• _Objective_:
Repeat the data word for word. Do not include the pictures.

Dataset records
------------------------------------------------------------
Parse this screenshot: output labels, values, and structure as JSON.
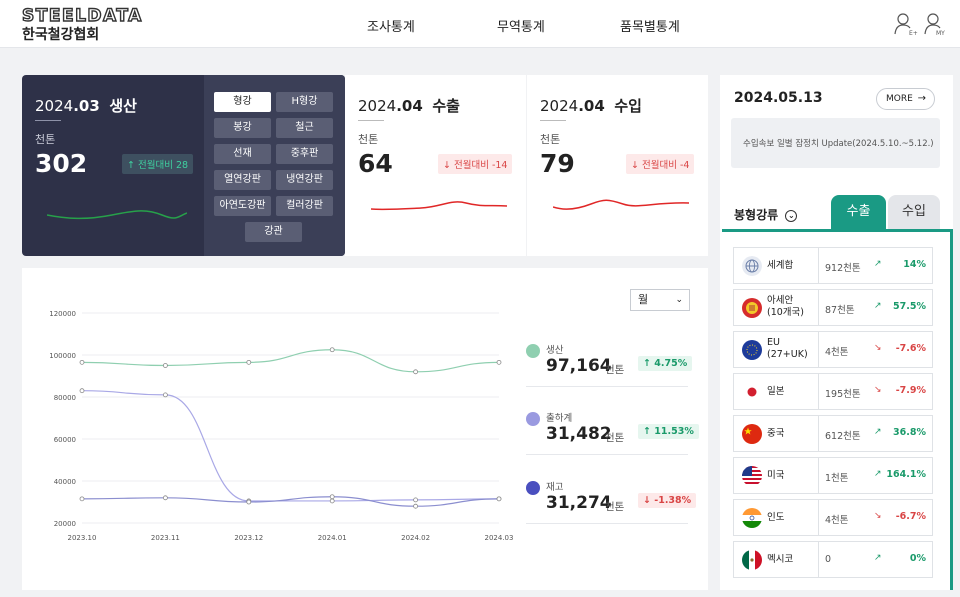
{
  "header": {
    "logo_title": "STEELDATA",
    "logo_subtitle": "한국철강협회",
    "nav": [
      "조사통계",
      "무역통계",
      "품목별통계"
    ],
    "icon_names": [
      "user-login-icon",
      "user-my-icon"
    ],
    "icon_labels": [
      "E+",
      "MY"
    ]
  },
  "production": {
    "period": "2024",
    "month": ".03",
    "label": "생산",
    "unit": "천톤",
    "value": "302",
    "delta": "↑ 전월대비 28",
    "chips": [
      "형강",
      "H형강",
      "봉강",
      "철근",
      "선재",
      "중후판",
      "열연강판",
      "냉연강판",
      "아연도강판",
      "컬러강판",
      "강관"
    ],
    "active_chip": "형강"
  },
  "export": {
    "period": "2024",
    "month": ".04",
    "label": "수출",
    "unit": "천톤",
    "value": "64",
    "delta": "↓ 전월대비 -14"
  },
  "import": {
    "period": "2024",
    "month": ".04",
    "label": "수입",
    "unit": "천톤",
    "value": "79",
    "delta": "↓ 전월대비 -4"
  },
  "chart_select": "월",
  "chart_data": {
    "type": "line",
    "x": [
      "2023.10",
      "2023.11",
      "2023.12",
      "2024.01",
      "2024.02",
      "2024.03"
    ],
    "ylim": [
      20000,
      120000
    ],
    "yticks": [
      "120000",
      "100000",
      "80000",
      "60000",
      "40000",
      "20000"
    ],
    "series": [
      {
        "name": "생산",
        "color": "#8fcfb0",
        "values": [
          96500,
          95000,
          96500,
          102500,
          92000,
          96500
        ]
      },
      {
        "name": "출하계",
        "color": "#a9a8e6",
        "values": [
          83000,
          81000,
          30500,
          30500,
          31000,
          31500
        ]
      },
      {
        "name": "재고",
        "color": "#8b8ecf",
        "values": [
          31500,
          32000,
          30000,
          32500,
          28000,
          31500
        ]
      }
    ]
  },
  "legend": [
    {
      "name": "생산",
      "value": "97,164",
      "unit": "천톤",
      "delta": "↑ 4.75%",
      "dir": "up",
      "color": "#8fcfb0"
    },
    {
      "name": "출하계",
      "value": "31,482",
      "unit": "천톤",
      "delta": "↑ 11.53%",
      "dir": "up",
      "color": "#9a9ae0"
    },
    {
      "name": "재고",
      "value": "31,274",
      "unit": "천톤",
      "delta": "↓ -1.38%",
      "dir": "down",
      "color": "#4a4fbf"
    }
  ],
  "side": {
    "date": "2024.05.13",
    "more": "MORE",
    "notice": "수입속보 일별 잠정치 Update(2024.5.10.~5.12.)",
    "sort_label": "봉형강류",
    "tabs": [
      "수출",
      "수입"
    ],
    "active_tab": "수출",
    "rows": [
      {
        "name": "세계합",
        "amount": "912천톤",
        "pct": "14%",
        "dir": "up",
        "flag": "world"
      },
      {
        "name": "아세안\n(10개국)",
        "amount": "87천톤",
        "pct": "57.5%",
        "dir": "up",
        "flag": "asean"
      },
      {
        "name": "EU\n(27+UK)",
        "amount": "4천톤",
        "pct": "-7.6%",
        "dir": "down",
        "flag": "eu"
      },
      {
        "name": "일본",
        "amount": "195천톤",
        "pct": "-7.9%",
        "dir": "down",
        "flag": "japan"
      },
      {
        "name": "중국",
        "amount": "612천톤",
        "pct": "36.8%",
        "dir": "up",
        "flag": "china"
      },
      {
        "name": "미국",
        "amount": "1천톤",
        "pct": "164.1%",
        "dir": "up",
        "flag": "usa"
      },
      {
        "name": "인도",
        "amount": "4천톤",
        "pct": "-6.7%",
        "dir": "down",
        "flag": "india"
      },
      {
        "name": "멕시코",
        "amount": "0",
        "pct": "0%",
        "dir": "up",
        "flag": "mexico"
      }
    ]
  }
}
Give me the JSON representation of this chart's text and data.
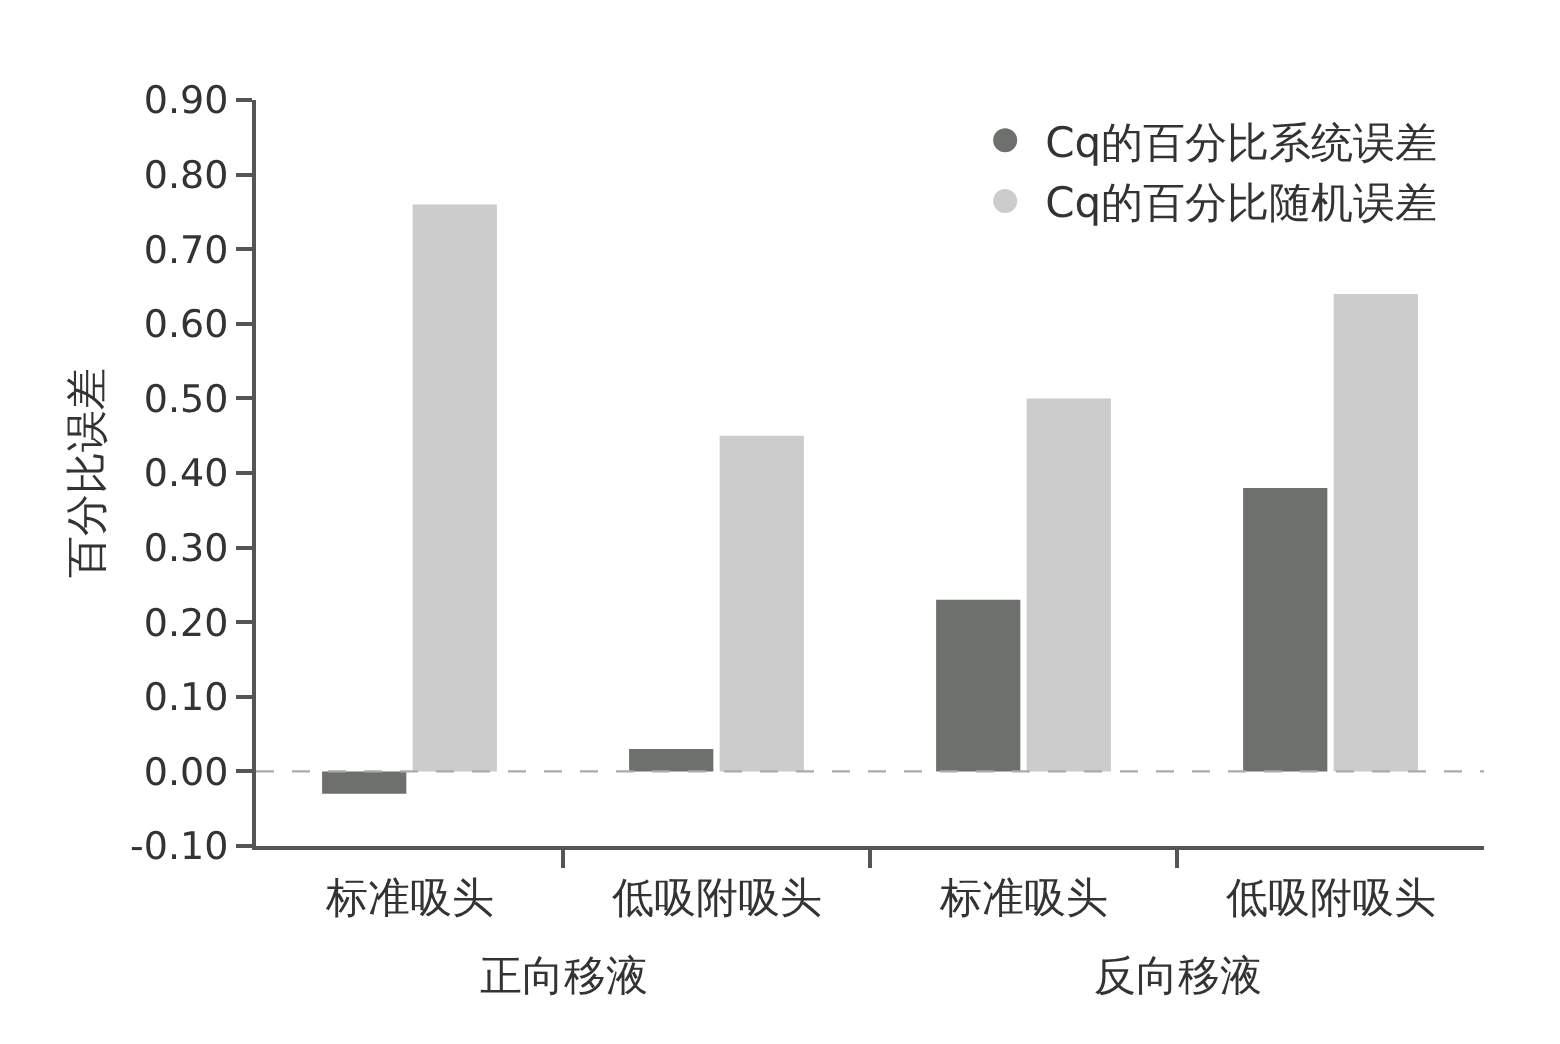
{
  "chart_data": {
    "type": "bar",
    "ylabel": "百分比误差",
    "categories": [
      "标准吸头",
      "低吸附吸头",
      "标准吸头",
      "低吸附吸头"
    ],
    "annotations": [
      "正向移液",
      "反向移液"
    ],
    "series": [
      {
        "name": "Cq的百分比系统误差",
        "color": "#6e706d",
        "values": [
          -0.03,
          0.03,
          0.23,
          0.38
        ]
      },
      {
        "name": "Cq的百分比随机误差",
        "color": "#cccccc",
        "values": [
          0.76,
          0.45,
          0.5,
          0.64
        ]
      }
    ],
    "ylim": [
      -0.1,
      0.9
    ],
    "yticks": [
      {
        "value": -0.1,
        "label": "-0.10"
      },
      {
        "value": 0,
        "label": "0.00"
      },
      {
        "value": 0.1,
        "label": "0.10"
      },
      {
        "value": 0.2,
        "label": "0.20"
      },
      {
        "value": 0.3,
        "label": "0.30"
      },
      {
        "value": 0.4,
        "label": "0.40"
      },
      {
        "value": 0.5,
        "label": "0.50"
      },
      {
        "value": 0.6,
        "label": "0.60"
      },
      {
        "value": 0.7,
        "label": "0.70"
      },
      {
        "value": 0.8,
        "label": "0.80"
      },
      {
        "value": 0.9,
        "label": "0.90"
      }
    ],
    "ref_lines": [
      {
        "axis": "y",
        "value": 0,
        "color": "#aaaaaa",
        "line_style": "dashed"
      }
    ],
    "grid": false,
    "legend": "top right"
  }
}
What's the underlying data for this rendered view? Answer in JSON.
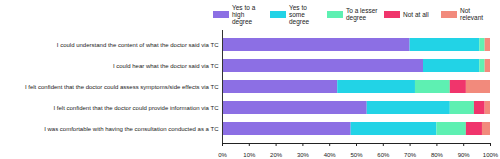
{
  "chart_data": {
    "type": "bar",
    "orientation": "horizontal",
    "stacked": true,
    "legend": "top-right",
    "categories": [
      "I could understand the content of what the doctor said via TC",
      "I could hear what the doctor said via TC",
      "I felt confident that the doctor could assess symptoms/side effects via TC",
      "I felt confident that the doctor could provide information via TC",
      "I was comfortable with having the consultation conducted as a TC"
    ],
    "series": [
      {
        "name": "Yes to a high degree",
        "color": "#8c6fe4",
        "values": [
          70,
          75,
          43,
          54,
          48
        ]
      },
      {
        "name": "Yes to some degree",
        "color": "#22d3e6",
        "values": [
          26,
          21,
          29,
          31,
          32
        ]
      },
      {
        "name": "To a lesser degree",
        "color": "#5ef0b2",
        "values": [
          2,
          2,
          13,
          9,
          11
        ]
      },
      {
        "name": "Not at all",
        "color": "#f0356c",
        "values": [
          0,
          0,
          6,
          4,
          6
        ]
      },
      {
        "name": "Not relevant",
        "color": "#f28a7c",
        "values": [
          2,
          2,
          9,
          2,
          3
        ]
      }
    ],
    "xlim": [
      0,
      100
    ],
    "xticks": [
      {
        "value": 0,
        "label": "0%"
      },
      {
        "value": 10,
        "label": "10%"
      },
      {
        "value": 20,
        "label": "20%"
      },
      {
        "value": 30,
        "label": "30%"
      },
      {
        "value": 40,
        "label": "40%"
      },
      {
        "value": 50,
        "label": "50%"
      },
      {
        "value": 60,
        "label": "60%"
      },
      {
        "value": 70,
        "label": "70%"
      },
      {
        "value": 80,
        "label": "80%"
      },
      {
        "value": 90,
        "label": "90%"
      },
      {
        "value": 100,
        "label": "100%"
      }
    ],
    "grid": false
  }
}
------------------------------------------------------------
• _Exercise result_:
Parse this screenshot: output labels, values, and structure as JSON.
{
  "header": {
    "logo_title": "STEELDATA",
    "logo_subtitle": "한국철강협회",
    "nav": [
      "조사통계",
      "무역통계",
      "품목별통계"
    ],
    "icon_names": [
      "user-login-icon",
      "user-my-icon"
    ],
    "icon_labels": [
      "E+",
      "MY"
    ]
  },
  "production": {
    "period": "2024",
    "month": ".03",
    "label": "생산",
    "unit": "천톤",
    "value": "302",
    "delta": "↑ 전월대비 28",
    "chips": [
      "형강",
      "H형강",
      "봉강",
      "철근",
      "선재",
      "중후판",
      "열연강판",
      "냉연강판",
      "아연도강판",
      "컬러강판",
      "강관"
    ],
    "active_chip": "형강"
  },
  "export": {
    "period": "2024",
    "month": ".04",
    "label": "수출",
    "unit": "천톤",
    "value": "64",
    "delta": "↓ 전월대비 -14"
  },
  "import": {
    "period": "2024",
    "month": ".04",
    "label": "수입",
    "unit": "천톤",
    "value": "79",
    "delta": "↓ 전월대비 -4"
  },
  "chart_select": "월",
  "chart_data": {
    "type": "line",
    "x": [
      "2023.10",
      "2023.11",
      "2023.12",
      "2024.01",
      "2024.02",
      "2024.03"
    ],
    "ylim": [
      20000,
      120000
    ],
    "yticks": [
      "120000",
      "100000",
      "80000",
      "60000",
      "40000",
      "20000"
    ],
    "series": [
      {
        "name": "생산",
        "color": "#8fcfb0",
        "values": [
          96500,
          95000,
          96500,
          102500,
          92000,
          96500
        ]
      },
      {
        "name": "출하계",
        "color": "#a9a8e6",
        "values": [
          83000,
          81000,
          30500,
          30500,
          31000,
          31500
        ]
      },
      {
        "name": "재고",
        "color": "#8b8ecf",
        "values": [
          31500,
          32000,
          30000,
          32500,
          28000,
          31500
        ]
      }
    ]
  },
  "legend": [
    {
      "name": "생산",
      "value": "97,164",
      "unit": "천톤",
      "delta": "↑ 4.75%",
      "dir": "up",
      "color": "#8fcfb0"
    },
    {
      "name": "출하계",
      "value": "31,482",
      "unit": "천톤",
      "delta": "↑ 11.53%",
      "dir": "up",
      "color": "#9a9ae0"
    },
    {
      "name": "재고",
      "value": "31,274",
      "unit": "천톤",
      "delta": "↓ -1.38%",
      "dir": "down",
      "color": "#4a4fbf"
    }
  ],
  "side": {
    "date": "2024.05.13",
    "more": "MORE",
    "notice": "수입속보 일별 잠정치 Update(2024.5.10.~5.12.)",
    "sort_label": "봉형강류",
    "tabs": [
      "수출",
      "수입"
    ],
    "active_tab": "수출",
    "rows": [
      {
        "name": "세계합",
        "amount": "912천톤",
        "pct": "14%",
        "dir": "up",
        "flag": "world"
      },
      {
        "name": "아세안\n(10개국)",
        "amount": "87천톤",
        "pct": "57.5%",
        "dir": "up",
        "flag": "asean"
      },
      {
        "name": "EU\n(27+UK)",
        "amount": "4천톤",
        "pct": "-7.6%",
        "dir": "down",
        "flag": "eu"
      },
      {
        "name": "일본",
        "amount": "195천톤",
        "pct": "-7.9%",
        "dir": "down",
        "flag": "japan"
      },
      {
        "name": "중국",
        "amount": "612천톤",
        "pct": "36.8%",
        "dir": "up",
        "flag": "china"
      },
      {
        "name": "미국",
        "amount": "1천톤",
        "pct": "164.1%",
        "dir": "up",
        "flag": "usa"
      },
      {
        "name": "인도",
        "amount": "4천톤",
        "pct": "-6.7%",
        "dir": "down",
        "flag": "india"
      },
      {
        "name": "멕시코",
        "amount": "0",
        "pct": "0%",
        "dir": "up",
        "flag": "mexico"
      }
    ]
  }
}
Give me the JSON representation of this chart's text and data.
{
  "chart_data": {
    "type": "bar",
    "ylabel": "百分比误差",
    "categories": [
      "标准吸头",
      "低吸附吸头",
      "标准吸头",
      "低吸附吸头"
    ],
    "annotations": [
      "正向移液",
      "反向移液"
    ],
    "series": [
      {
        "name": "Cq的百分比系统误差",
        "color": "#6e706d",
        "values": [
          -0.03,
          0.03,
          0.23,
          0.38
        ]
      },
      {
        "name": "Cq的百分比随机误差",
        "color": "#cccccc",
        "values": [
          0.76,
          0.45,
          0.5,
          0.64
        ]
      }
    ],
    "ylim": [
      -0.1,
      0.9
    ],
    "yticks": [
      {
        "value": -0.1,
        "label": "-0.10"
      },
      {
        "value": 0,
        "label": "0.00"
      },
      {
        "value": 0.1,
        "label": "0.10"
      },
      {
        "value": 0.2,
        "label": "0.20"
      },
      {
        "value": 0.3,
        "label": "0.30"
      },
      {
        "value": 0.4,
        "label": "0.40"
      },
      {
        "value": 0.5,
        "label": "0.50"
      },
      {
        "value": 0.6,
        "label": "0.60"
      },
      {
        "value": 0.7,
        "label": "0.70"
      },
      {
        "value": 0.8,
        "label": "0.80"
      },
      {
        "value": 0.9,
        "label": "0.90"
      }
    ],
    "ref_lines": [
      {
        "axis": "y",
        "value": 0,
        "color": "#aaaaaa",
        "line_style": "dashed"
      }
    ],
    "grid": false,
    "legend": "top right"
  }
}
What's the underlying data for this rendered view? Answer in JSON.
{
  "chart_data": {
    "type": "bar",
    "orientation": "horizontal",
    "stacked": true,
    "legend": "top-right",
    "categories": [
      "I could understand the content of what the doctor said via TC",
      "I could hear what the doctor said via TC",
      "I felt confident that the doctor could assess symptoms/side effects via TC",
      "I felt confident that the doctor could provide information via TC",
      "I was comfortable with having the consultation conducted as a TC"
    ],
    "series": [
      {
        "name": "Yes to a high degree",
        "color": "#8c6fe4",
        "values": [
          70,
          75,
          43,
          54,
          48
        ]
      },
      {
        "name": "Yes to some degree",
        "color": "#22d3e6",
        "values": [
          26,
          21,
          29,
          31,
          32
        ]
      },
      {
        "name": "To a lesser degree",
        "color": "#5ef0b2",
        "values": [
          2,
          2,
          13,
          9,
          11
        ]
      },
      {
        "name": "Not at all",
        "color": "#f0356c",
        "values": [
          0,
          0,
          6,
          4,
          6
        ]
      },
      {
        "name": "Not relevant",
        "color": "#f28a7c",
        "values": [
          2,
          2,
          9,
          2,
          3
        ]
      }
    ],
    "xlim": [
      0,
      100
    ],
    "xticks": [
      {
        "value": 0,
        "label": "0%"
      },
      {
        "value": 10,
        "label": "10%"
      },
      {
        "value": 20,
        "label": "20%"
      },
      {
        "value": 30,
        "label": "30%"
      },
      {
        "value": 40,
        "label": "40%"
      },
      {
        "value": 50,
        "label": "50%"
      },
      {
        "value": 60,
        "label": "60%"
      },
      {
        "value": 70,
        "label": "70%"
      },
      {
        "value": 80,
        "label": "80%"
      },
      {
        "value": 90,
        "label": "90%"
      },
      {
        "value": 100,
        "label": "100%"
      }
    ],
    "grid": false
  }
}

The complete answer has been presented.